## PROVIDED TEXT
That historic chapter of Australian television feels like it ended with Brides of Christ, a 1991 six-part miniseries set in a 1960s Sydney convent school that made stars out of then-newcomers Naomi Watts and Kym Wilson (alongside a minor appearance by a young Russell Crowe) and featured Oscar-winner Brenda Fricker (coincidentally named after Sister Agnes). In many ways, Lambs of God is like the twisted sister of this extremely popular show – not just in terms of their shared religious themes, but also in their ability to balance thought-provoking ideas around female self-determination and faith-related struggles with a not-insignificant streak of accessibility. In Brides of Christ’s case, what made the series memorable was its handling of conflicts around romance and sexual awakening. For Lambs of God, it is the way the show wades in the shallower end of the genre pool, giving viewers splashes of macabre ghoulishness.


The rest of the world may not care to recognise Australian TV as being on par with whatever sparkly new Netflix title is being beamed into living rooms every week like clockwork, but Lambs of God makes for a strong contribution to whatever global small-screen renaissance may be happening. And what a ripper of a yarn it is.


Outside the convent(ion)

## TASK REQUIREMENTS
A - Using the review, explain in one to three sentences why it calls Lambs of God the "twisted sister" of Brides of Christ.
B - Answer these questions from the review:
(i) In what year did Brides of Christ air, and how many parts did it have?
(ii) Where and when is Brides of Christ set?
(iii) What does Lambs of God give viewers by wading in the shallower end of the genre pool?
C - Return everything in the review from "The rest of" down to "Outside the convent(ion)".
The items that come next have no connection to the review.

## GIVEN DATA
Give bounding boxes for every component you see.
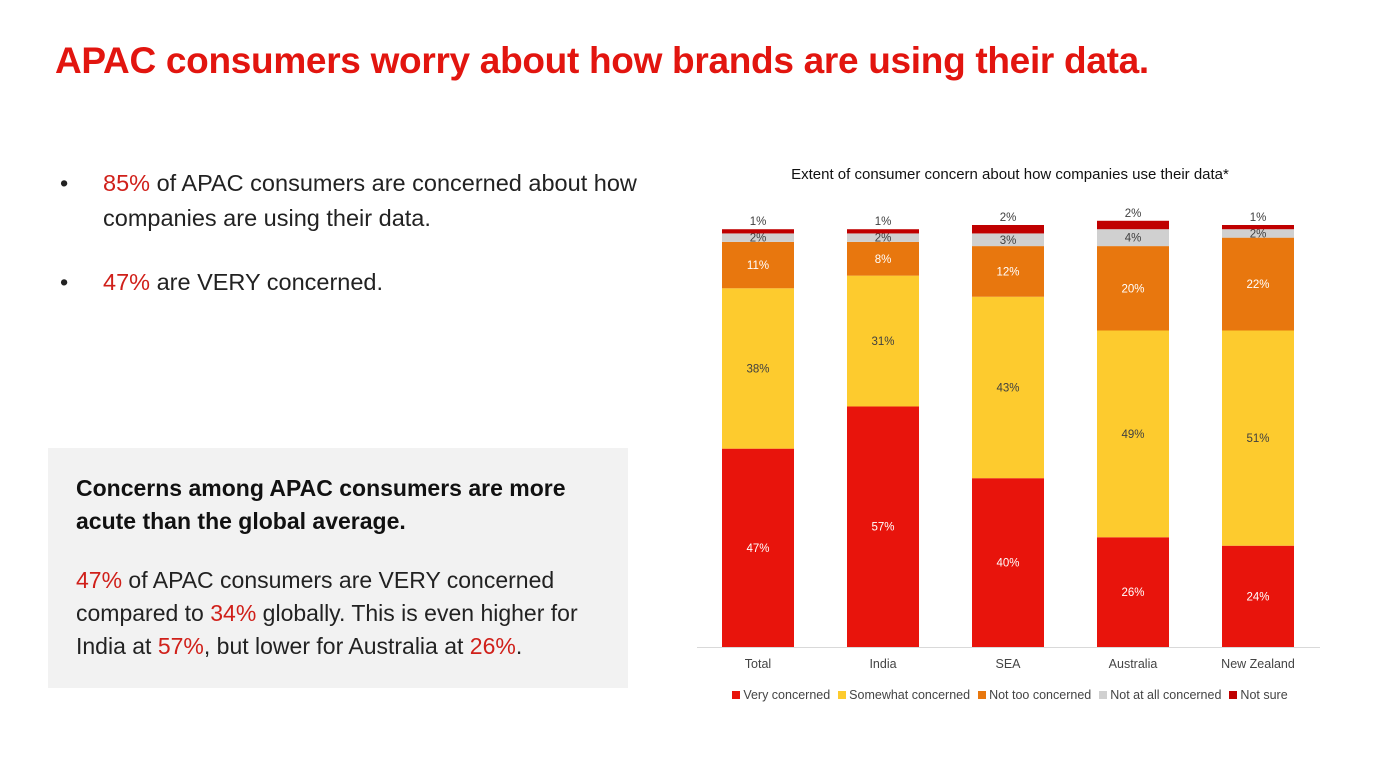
callout-panel: Concerns among APAC consumers are more a…: [48, 448, 628, 688]
bar-segment-not-sure: [972, 225, 1044, 234]
bar-segment-somewhat-concerned: [1097, 330, 1169, 538]
bar-segment-not-at-all-concerned: [722, 233, 794, 242]
bar-segment-very-concerned: [972, 478, 1044, 647]
data-label: 4%: [1125, 233, 1142, 245]
legend-label: Not at all concerned: [1110, 688, 1222, 702]
data-label: 11%: [747, 260, 769, 272]
data-label: 40%: [996, 558, 1019, 570]
bar-segment-very-concerned: [722, 448, 794, 647]
bullet-marker: •: [60, 269, 69, 295]
x-tick-label: Total: [745, 657, 771, 671]
data-label: 2%: [1125, 208, 1142, 220]
data-label: 22%: [1246, 279, 1269, 291]
bar-segment-not-sure: [847, 229, 919, 234]
data-label: 43%: [996, 382, 1019, 394]
slide-title: APAC consumers worry about how brands ar…: [55, 40, 1149, 81]
bullet-text: of APAC consumers are concerned about ho…: [103, 170, 637, 231]
legend-swatch: [978, 691, 987, 699]
data-label: 1%: [875, 216, 892, 228]
data-label: 31%: [871, 336, 894, 348]
bar-segment-somewhat-concerned: [1222, 330, 1294, 546]
bar-segment-not-sure: [1222, 225, 1294, 230]
callout-text: 26%: [469, 633, 516, 659]
callout-text: 34%: [210, 600, 257, 626]
bar-segment-not-at-all-concerned: [847, 233, 919, 242]
legend-item: Not at all concerned: [1099, 688, 1221, 702]
data-label: 2%: [875, 233, 892, 245]
callout-text: 57%: [157, 633, 204, 659]
bar-segment-very-concerned: [1222, 545, 1294, 647]
data-label: 49%: [1121, 429, 1144, 441]
legend-label: Not sure: [1240, 688, 1288, 702]
data-label: 26%: [1121, 587, 1144, 599]
chart-title: Extent of consumer concern about how com…: [791, 166, 1229, 183]
legend-swatch: [1229, 691, 1238, 699]
bar-segment-not-sure: [1097, 220, 1169, 230]
data-label: 47%: [746, 543, 769, 555]
bar-segment-not-too-concerned: [1222, 237, 1294, 331]
callout-text: of APAC consumers are VERY concerned com…: [76, 567, 555, 626]
legend-label: Not too concerned: [989, 688, 1092, 702]
bar-segment-very-concerned: [847, 406, 919, 647]
data-label: 3%: [1000, 235, 1017, 247]
legend-item: Very concerned: [732, 688, 830, 702]
bar-segment-not-too-concerned: [1097, 246, 1169, 331]
data-label: 24%: [1246, 591, 1269, 603]
legend-swatch: [732, 691, 741, 699]
bar-segment-somewhat-concerned: [722, 288, 794, 449]
callout-heading: Concerns among APAC consumers are more a…: [76, 475, 566, 534]
data-label: 2%: [1250, 228, 1267, 240]
callout-text: 47%: [76, 567, 123, 593]
bar-segment-not-too-concerned: [847, 241, 919, 276]
bar-segment-not-too-concerned: [972, 246, 1044, 297]
bullet-highlight: 47%: [103, 269, 151, 295]
legend-item: Somewhat concerned: [838, 688, 970, 702]
data-label: 8%: [875, 254, 892, 266]
legend-label: Somewhat concerned: [849, 688, 971, 702]
callout-body: 47% of APAC consumers are VERY concerned…: [76, 564, 616, 663]
bullet-marker: •: [60, 170, 69, 196]
legend-item: Not sure: [1229, 688, 1288, 702]
bar-segment-not-sure: [722, 229, 794, 234]
data-label: 2%: [750, 233, 767, 245]
x-tick-label: SEA: [995, 657, 1021, 671]
bar-segment-not-at-all-concerned: [1097, 229, 1169, 247]
legend-swatch: [1099, 691, 1108, 699]
data-label: 1%: [750, 216, 767, 228]
bar-segment-very-concerned: [1097, 537, 1169, 647]
legend-item: Not too concerned: [978, 688, 1091, 702]
legend-swatch: [838, 691, 847, 699]
x-tick-label: Australia: [1109, 657, 1158, 671]
bullet-highlight: 85%: [103, 170, 151, 196]
callout-text: , but lower for Australia at: [203, 633, 470, 659]
bar-segment-somewhat-concerned: [972, 296, 1044, 479]
data-label: 57%: [871, 522, 894, 534]
data-label: 12%: [996, 266, 1019, 278]
data-label: 51%: [1246, 433, 1269, 445]
bar-segment-not-at-all-concerned: [1222, 229, 1294, 238]
data-label: 2%: [1000, 212, 1017, 224]
chart-legend: Very concerned Somewhat concerned Not too …: [700, 688, 1320, 702]
callout-text: globally. This is even higher for India …: [76, 600, 578, 659]
bullet-item: • 85% of APAC consumers are concerned ab…: [60, 166, 660, 236]
bullet-text: are VERY concerned.: [150, 269, 384, 295]
callout-text: .: [515, 633, 523, 659]
x-tick-label: New Zealand: [1221, 657, 1295, 671]
x-tick-label: India: [869, 657, 896, 671]
legend-label: Very concerned: [743, 688, 831, 702]
bullet-list: • 85% of APAC consumers are concerned ab…: [60, 166, 660, 329]
bar-segment-not-too-concerned: [722, 241, 794, 289]
data-label: 38%: [746, 363, 769, 375]
data-label: 1%: [1250, 212, 1267, 224]
bar-segment-not-at-all-concerned: [972, 233, 1044, 247]
bullet-item: • 47% are VERY concerned.: [60, 265, 660, 300]
bar-segment-somewhat-concerned: [847, 275, 919, 407]
data-label: 20%: [1121, 283, 1144, 295]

## ANSWERS PROVIDED
A - The review says the two shows share religious themes. Both also balance thought-provoking ideas about female self-determination and faith-related struggles with a strong streak of accessibility.

B -
(i) 1991, in six parts.
(ii) In a 1960s Sydney convent school.
(iii) Splashes of macabre ghoulishness.

C -
The rest of the world may not care to recognise Australian TV as being on par with whatever sparkly new Netflix title is being beamed into living rooms every week like clockwork, but Lambs of God makes for a strong contribution to whatever global small-screen renaissance may be happening. And what a ripper of a yarn it is.


Outside the convent(ion)